-- BEGIN --

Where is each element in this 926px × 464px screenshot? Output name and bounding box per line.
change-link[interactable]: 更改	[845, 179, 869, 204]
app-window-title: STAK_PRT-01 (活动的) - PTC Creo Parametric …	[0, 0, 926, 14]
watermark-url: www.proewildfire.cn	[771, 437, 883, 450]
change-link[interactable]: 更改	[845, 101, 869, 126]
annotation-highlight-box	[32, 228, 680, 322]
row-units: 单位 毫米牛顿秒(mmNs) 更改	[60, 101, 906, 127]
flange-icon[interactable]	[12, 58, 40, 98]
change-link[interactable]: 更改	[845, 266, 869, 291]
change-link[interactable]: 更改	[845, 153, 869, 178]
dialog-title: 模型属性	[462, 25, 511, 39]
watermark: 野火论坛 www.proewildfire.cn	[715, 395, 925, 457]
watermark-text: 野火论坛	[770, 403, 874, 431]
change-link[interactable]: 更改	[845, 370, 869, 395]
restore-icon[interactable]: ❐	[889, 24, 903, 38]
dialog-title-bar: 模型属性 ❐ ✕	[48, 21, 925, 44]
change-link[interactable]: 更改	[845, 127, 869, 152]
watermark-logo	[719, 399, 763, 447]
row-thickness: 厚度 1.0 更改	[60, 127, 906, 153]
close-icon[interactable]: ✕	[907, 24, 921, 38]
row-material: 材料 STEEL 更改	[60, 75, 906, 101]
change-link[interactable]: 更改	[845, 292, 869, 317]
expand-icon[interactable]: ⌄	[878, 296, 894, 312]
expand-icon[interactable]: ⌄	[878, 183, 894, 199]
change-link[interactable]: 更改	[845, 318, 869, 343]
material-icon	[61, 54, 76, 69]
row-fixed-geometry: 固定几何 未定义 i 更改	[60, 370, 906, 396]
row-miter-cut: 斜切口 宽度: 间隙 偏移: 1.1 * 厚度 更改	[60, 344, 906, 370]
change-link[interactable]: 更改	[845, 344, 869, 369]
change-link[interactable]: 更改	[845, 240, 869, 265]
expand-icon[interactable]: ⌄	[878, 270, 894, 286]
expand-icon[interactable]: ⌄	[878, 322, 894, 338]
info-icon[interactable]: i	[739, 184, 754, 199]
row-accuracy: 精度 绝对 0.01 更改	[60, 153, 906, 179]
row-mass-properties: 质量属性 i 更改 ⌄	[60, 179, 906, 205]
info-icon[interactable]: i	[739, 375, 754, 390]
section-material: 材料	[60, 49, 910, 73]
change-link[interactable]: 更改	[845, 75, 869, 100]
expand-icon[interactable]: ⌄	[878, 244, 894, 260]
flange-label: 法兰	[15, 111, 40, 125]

-- END --

WHAT YOU WILL DO =
Please copy the lines above, starting from the first one up to and including the line with "58, 40, 98]", reproducing each one unchanged.

SOLVED PROBLEM =
Where is each element in this 926px × 464px screenshot? Output name and bounding box per line.
change-link[interactable]: 更改	[845, 179, 869, 204]
app-window-title: STAK_PRT-01 (活动的) - PTC Creo Parametric …	[0, 0, 926, 14]
watermark-url: www.proewildfire.cn	[771, 437, 883, 450]
change-link[interactable]: 更改	[845, 101, 869, 126]
annotation-highlight-box	[32, 228, 680, 322]
row-units: 单位 毫米牛顿秒(mmNs) 更改	[60, 101, 906, 127]
flange-icon[interactable]	[12, 58, 40, 98]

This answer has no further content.